### REQUIRED TASK
Which lines hold the word "Last"? Show each of them.

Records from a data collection
++++++++++
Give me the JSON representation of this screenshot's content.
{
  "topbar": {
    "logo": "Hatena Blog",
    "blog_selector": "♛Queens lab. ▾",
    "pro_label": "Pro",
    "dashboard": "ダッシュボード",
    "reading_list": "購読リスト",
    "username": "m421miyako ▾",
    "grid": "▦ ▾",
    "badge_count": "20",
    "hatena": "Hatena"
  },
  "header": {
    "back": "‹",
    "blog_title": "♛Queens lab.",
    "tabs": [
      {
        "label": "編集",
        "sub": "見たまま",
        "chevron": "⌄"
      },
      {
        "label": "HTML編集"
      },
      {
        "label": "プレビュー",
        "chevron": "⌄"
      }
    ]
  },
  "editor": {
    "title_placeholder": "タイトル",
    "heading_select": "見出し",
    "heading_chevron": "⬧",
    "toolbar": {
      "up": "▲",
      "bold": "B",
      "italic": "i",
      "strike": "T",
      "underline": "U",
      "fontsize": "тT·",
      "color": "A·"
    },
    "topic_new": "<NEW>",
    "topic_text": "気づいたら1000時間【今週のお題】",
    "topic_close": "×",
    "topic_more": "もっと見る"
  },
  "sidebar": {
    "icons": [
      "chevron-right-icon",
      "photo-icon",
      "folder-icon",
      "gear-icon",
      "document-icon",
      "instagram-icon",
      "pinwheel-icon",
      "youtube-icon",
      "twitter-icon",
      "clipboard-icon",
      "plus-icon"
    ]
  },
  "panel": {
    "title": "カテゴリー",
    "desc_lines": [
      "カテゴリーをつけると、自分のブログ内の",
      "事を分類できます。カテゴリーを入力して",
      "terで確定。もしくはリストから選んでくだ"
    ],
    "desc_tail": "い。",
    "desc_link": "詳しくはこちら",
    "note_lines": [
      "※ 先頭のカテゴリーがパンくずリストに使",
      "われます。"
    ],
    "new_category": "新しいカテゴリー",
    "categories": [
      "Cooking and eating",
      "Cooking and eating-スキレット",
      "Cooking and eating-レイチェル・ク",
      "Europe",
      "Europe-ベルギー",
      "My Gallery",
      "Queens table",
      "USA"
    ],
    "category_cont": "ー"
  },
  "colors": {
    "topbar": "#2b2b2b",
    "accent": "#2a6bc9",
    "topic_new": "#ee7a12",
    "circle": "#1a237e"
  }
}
++++++++++
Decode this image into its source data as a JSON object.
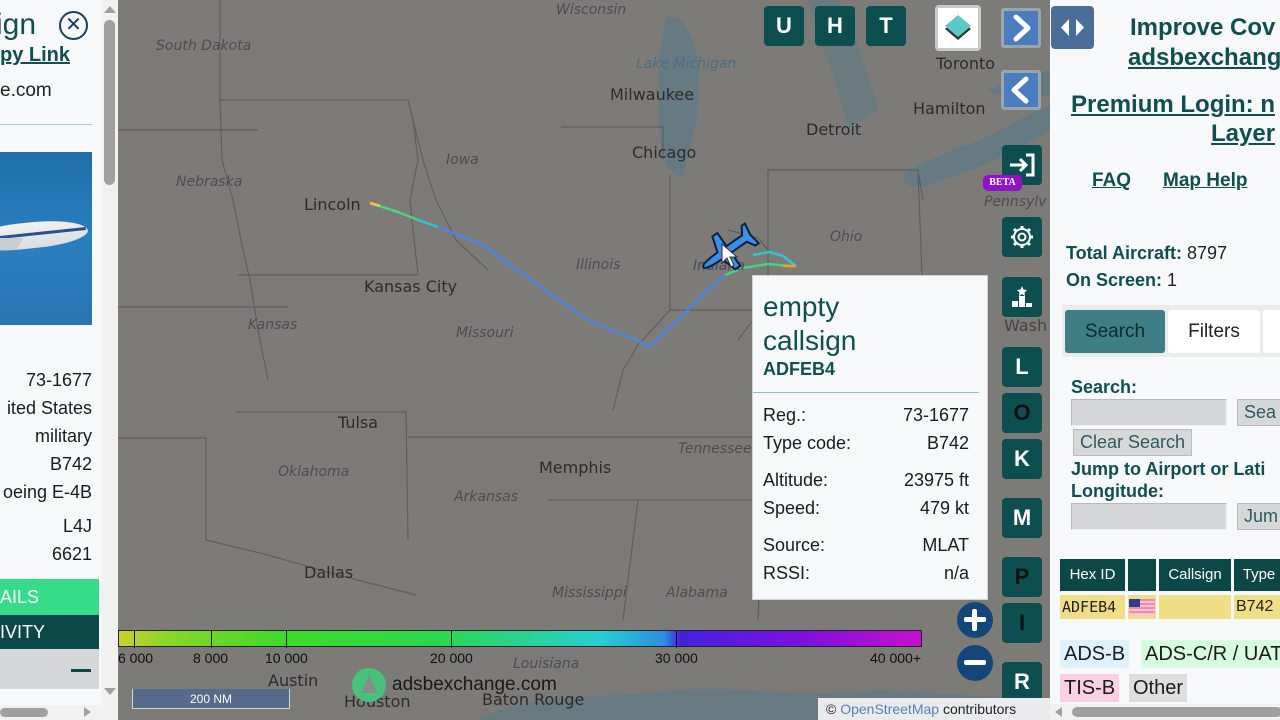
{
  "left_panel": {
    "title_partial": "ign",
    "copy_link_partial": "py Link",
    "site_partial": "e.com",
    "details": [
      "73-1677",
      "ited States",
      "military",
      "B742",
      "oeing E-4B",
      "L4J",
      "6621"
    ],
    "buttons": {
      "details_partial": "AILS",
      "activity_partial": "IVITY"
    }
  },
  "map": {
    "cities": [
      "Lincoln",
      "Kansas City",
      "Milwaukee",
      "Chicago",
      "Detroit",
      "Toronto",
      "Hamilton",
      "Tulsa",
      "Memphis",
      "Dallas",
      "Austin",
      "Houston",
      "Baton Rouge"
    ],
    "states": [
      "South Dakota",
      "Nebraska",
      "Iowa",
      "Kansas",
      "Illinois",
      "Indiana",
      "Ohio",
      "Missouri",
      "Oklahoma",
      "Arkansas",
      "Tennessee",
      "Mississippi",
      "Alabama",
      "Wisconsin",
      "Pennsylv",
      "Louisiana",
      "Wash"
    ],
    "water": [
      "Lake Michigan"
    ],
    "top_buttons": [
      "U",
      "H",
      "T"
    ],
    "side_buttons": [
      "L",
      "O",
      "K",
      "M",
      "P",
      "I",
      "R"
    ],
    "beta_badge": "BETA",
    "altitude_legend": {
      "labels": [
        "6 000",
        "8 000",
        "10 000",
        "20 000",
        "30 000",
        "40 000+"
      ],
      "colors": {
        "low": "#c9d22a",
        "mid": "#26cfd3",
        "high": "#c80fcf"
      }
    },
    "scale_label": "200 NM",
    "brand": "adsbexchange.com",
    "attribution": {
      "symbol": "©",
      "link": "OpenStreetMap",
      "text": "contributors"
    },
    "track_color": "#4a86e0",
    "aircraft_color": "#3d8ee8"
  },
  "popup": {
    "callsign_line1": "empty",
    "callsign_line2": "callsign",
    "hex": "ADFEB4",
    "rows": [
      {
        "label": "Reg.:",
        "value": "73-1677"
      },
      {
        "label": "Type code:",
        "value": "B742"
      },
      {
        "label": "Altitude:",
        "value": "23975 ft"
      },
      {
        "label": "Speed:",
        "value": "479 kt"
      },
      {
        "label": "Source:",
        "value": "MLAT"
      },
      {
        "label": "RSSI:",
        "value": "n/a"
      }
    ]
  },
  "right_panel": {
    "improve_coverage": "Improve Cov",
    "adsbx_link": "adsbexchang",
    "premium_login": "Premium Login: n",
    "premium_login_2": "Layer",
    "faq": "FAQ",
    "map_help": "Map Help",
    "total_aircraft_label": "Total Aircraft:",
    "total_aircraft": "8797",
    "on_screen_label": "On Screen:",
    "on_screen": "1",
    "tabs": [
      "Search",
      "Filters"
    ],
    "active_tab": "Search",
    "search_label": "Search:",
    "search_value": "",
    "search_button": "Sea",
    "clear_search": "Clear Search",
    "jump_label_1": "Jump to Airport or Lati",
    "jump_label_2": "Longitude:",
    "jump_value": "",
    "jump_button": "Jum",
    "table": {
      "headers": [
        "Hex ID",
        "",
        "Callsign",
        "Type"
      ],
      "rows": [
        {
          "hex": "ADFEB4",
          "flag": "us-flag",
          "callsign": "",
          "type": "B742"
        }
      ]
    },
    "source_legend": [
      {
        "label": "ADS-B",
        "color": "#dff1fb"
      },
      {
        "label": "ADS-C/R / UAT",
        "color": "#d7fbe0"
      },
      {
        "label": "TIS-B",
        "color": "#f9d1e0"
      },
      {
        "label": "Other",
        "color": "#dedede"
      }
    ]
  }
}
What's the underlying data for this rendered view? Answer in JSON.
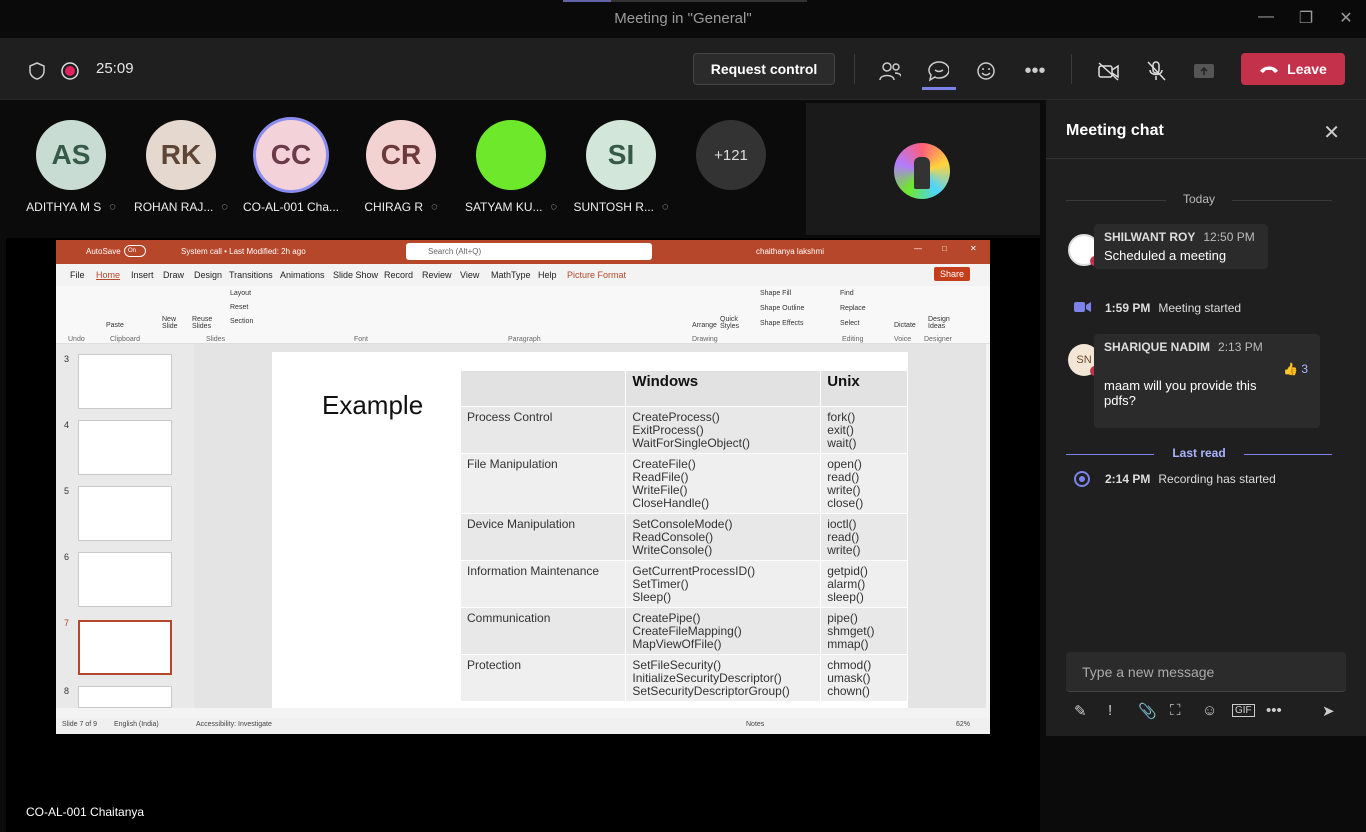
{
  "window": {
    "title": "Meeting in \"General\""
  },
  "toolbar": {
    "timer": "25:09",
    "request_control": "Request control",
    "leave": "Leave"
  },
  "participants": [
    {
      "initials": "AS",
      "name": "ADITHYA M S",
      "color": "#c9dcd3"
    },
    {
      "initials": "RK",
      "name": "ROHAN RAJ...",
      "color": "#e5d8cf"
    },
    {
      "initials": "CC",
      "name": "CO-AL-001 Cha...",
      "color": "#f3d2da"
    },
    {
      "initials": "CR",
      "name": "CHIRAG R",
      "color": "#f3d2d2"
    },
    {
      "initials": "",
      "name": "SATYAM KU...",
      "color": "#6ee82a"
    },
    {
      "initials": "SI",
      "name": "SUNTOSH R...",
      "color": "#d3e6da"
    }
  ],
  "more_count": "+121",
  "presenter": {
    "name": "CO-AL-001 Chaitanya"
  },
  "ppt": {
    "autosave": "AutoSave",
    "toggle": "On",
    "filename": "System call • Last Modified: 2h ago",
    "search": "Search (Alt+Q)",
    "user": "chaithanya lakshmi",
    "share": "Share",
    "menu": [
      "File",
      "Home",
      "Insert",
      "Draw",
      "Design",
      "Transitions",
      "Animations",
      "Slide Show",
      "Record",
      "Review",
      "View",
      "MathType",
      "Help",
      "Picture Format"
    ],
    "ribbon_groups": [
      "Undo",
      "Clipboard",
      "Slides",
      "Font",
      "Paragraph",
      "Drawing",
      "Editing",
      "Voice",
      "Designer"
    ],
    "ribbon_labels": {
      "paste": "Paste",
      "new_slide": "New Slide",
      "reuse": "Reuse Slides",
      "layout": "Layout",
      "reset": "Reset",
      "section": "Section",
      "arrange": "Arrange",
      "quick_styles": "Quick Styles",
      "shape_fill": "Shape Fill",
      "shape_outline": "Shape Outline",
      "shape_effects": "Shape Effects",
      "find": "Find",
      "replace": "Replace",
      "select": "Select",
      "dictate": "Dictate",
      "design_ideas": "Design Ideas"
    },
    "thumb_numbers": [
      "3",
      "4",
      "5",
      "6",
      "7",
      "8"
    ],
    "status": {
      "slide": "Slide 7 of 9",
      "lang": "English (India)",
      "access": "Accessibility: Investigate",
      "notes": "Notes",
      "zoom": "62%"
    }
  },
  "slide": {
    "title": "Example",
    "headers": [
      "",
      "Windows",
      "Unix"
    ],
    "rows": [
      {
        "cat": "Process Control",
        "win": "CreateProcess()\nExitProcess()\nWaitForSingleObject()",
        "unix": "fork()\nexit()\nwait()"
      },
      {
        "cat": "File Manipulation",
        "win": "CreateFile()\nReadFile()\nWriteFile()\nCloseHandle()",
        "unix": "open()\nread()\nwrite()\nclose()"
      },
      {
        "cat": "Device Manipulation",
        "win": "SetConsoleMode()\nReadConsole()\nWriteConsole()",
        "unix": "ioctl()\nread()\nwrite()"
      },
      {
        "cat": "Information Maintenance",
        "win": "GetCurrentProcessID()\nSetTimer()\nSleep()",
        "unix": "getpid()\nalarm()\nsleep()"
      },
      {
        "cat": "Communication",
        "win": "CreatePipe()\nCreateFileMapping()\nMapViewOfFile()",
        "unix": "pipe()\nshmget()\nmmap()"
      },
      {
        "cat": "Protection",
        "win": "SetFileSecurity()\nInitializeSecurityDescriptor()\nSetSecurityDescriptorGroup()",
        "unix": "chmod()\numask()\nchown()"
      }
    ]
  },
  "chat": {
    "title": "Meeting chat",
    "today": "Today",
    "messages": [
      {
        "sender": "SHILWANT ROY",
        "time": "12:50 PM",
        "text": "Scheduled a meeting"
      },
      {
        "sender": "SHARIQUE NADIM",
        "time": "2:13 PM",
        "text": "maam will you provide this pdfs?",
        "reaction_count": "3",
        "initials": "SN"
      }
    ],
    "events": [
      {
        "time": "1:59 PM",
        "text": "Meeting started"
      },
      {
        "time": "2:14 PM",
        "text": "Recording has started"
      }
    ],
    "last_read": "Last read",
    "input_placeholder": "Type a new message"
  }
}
++++++++++
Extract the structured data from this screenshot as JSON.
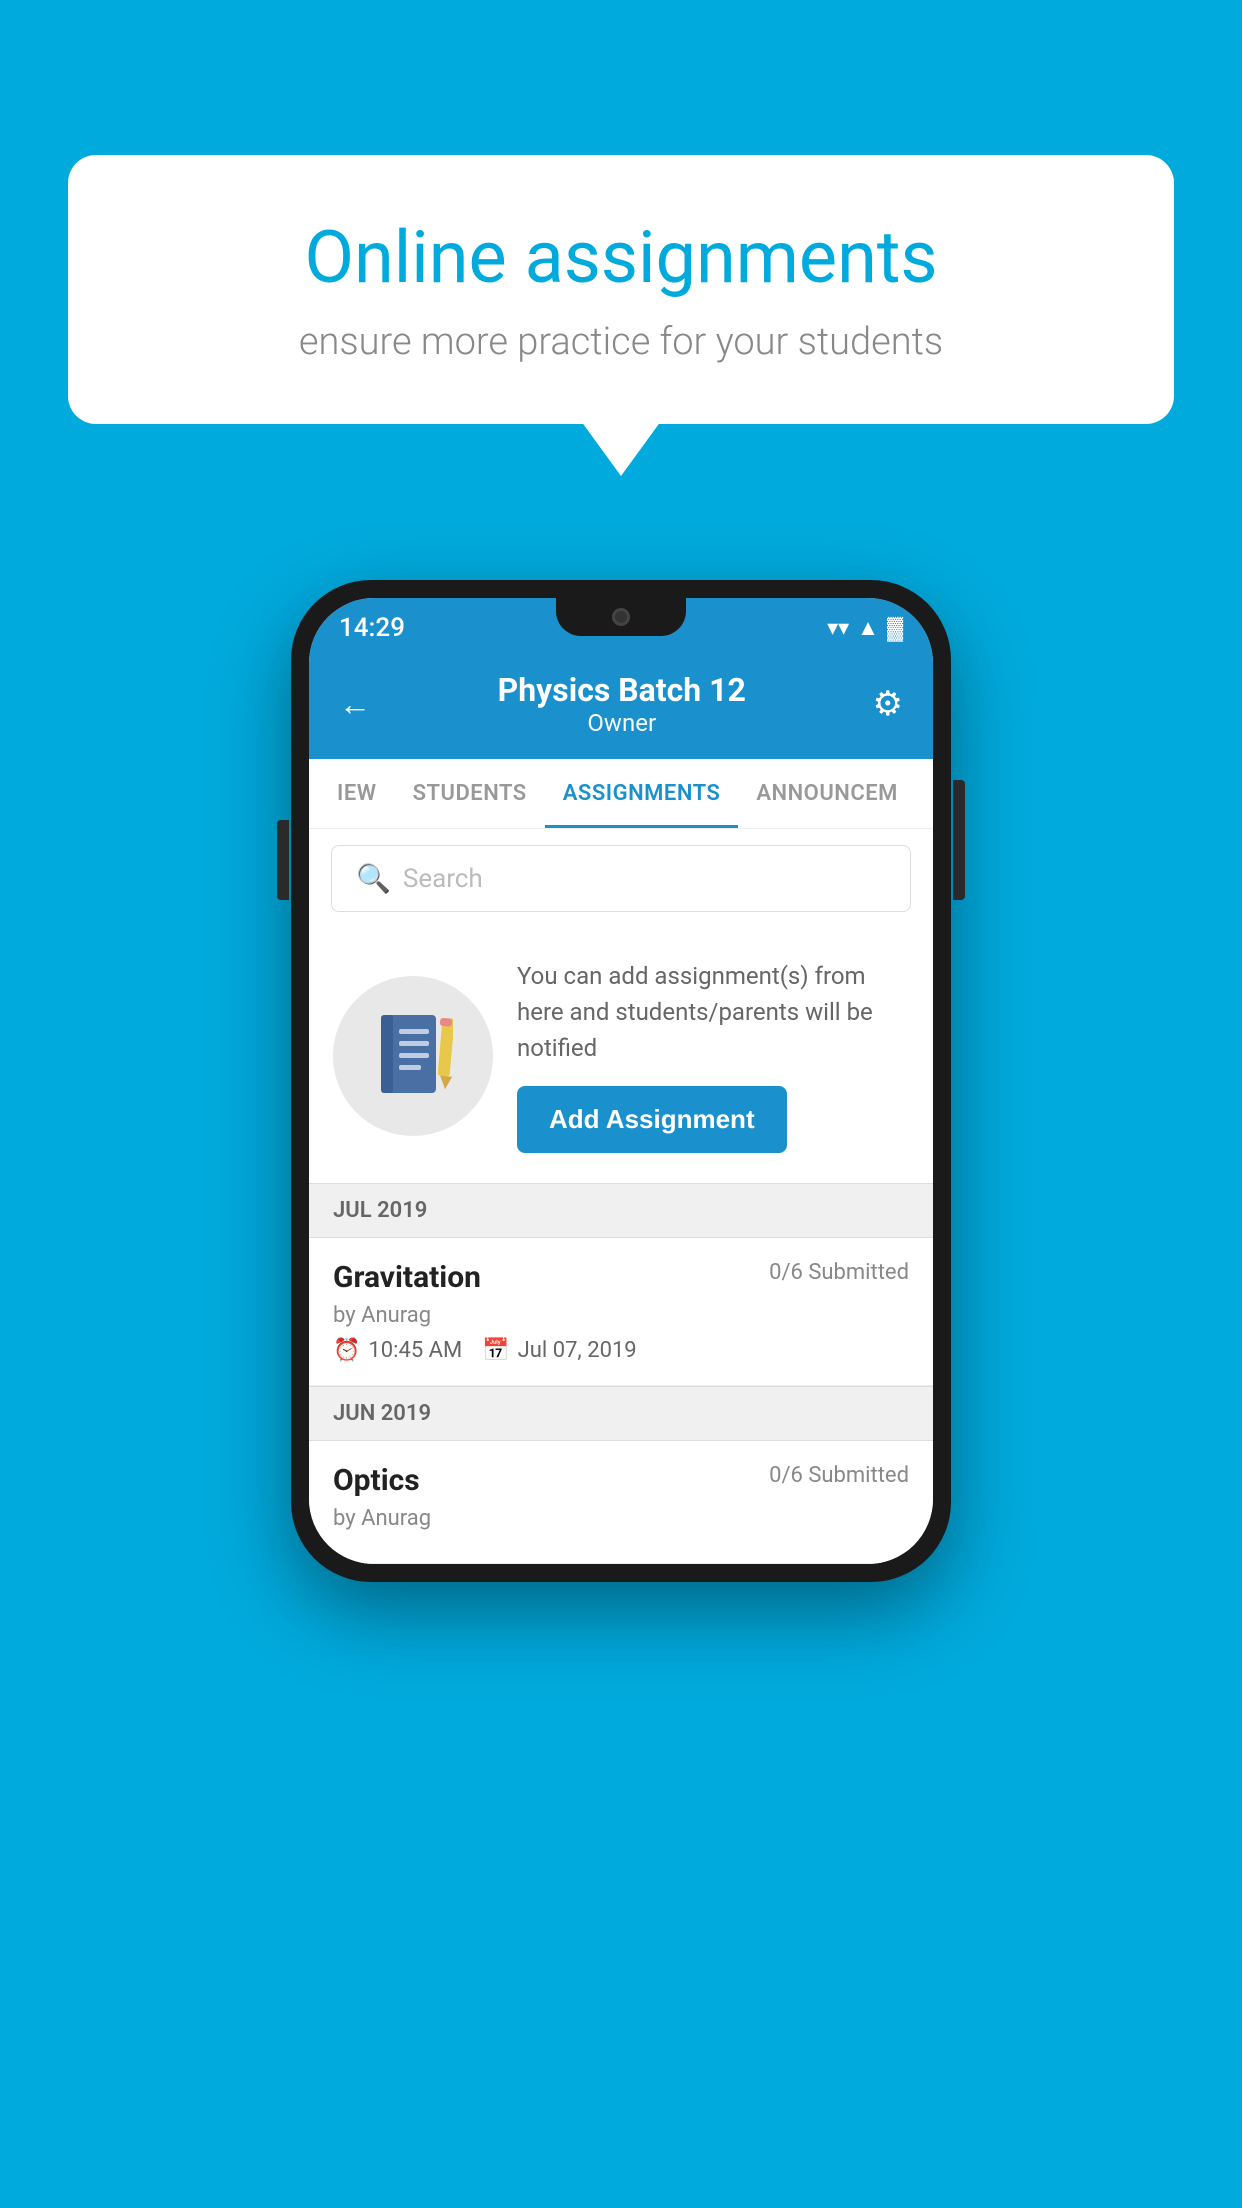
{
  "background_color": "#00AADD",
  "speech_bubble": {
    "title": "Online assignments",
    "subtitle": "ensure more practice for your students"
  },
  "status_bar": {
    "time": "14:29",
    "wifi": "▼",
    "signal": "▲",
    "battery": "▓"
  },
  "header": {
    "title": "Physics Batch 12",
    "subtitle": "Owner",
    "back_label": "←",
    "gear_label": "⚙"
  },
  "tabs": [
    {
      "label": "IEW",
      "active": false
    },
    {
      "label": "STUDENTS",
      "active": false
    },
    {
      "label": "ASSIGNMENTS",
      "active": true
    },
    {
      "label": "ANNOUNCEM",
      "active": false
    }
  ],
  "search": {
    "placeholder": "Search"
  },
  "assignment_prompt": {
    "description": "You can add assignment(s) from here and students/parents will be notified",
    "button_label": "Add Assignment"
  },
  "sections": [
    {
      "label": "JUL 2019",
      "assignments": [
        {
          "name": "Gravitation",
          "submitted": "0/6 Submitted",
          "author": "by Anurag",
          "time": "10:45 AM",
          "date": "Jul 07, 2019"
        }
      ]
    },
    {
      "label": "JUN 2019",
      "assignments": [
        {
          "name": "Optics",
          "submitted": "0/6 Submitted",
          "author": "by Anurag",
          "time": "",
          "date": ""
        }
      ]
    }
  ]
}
++++++++++
### OUTPUT OF THE TASK
    "filename": "System call • Last Modified: 2h ago",
    "last_read": "Last read",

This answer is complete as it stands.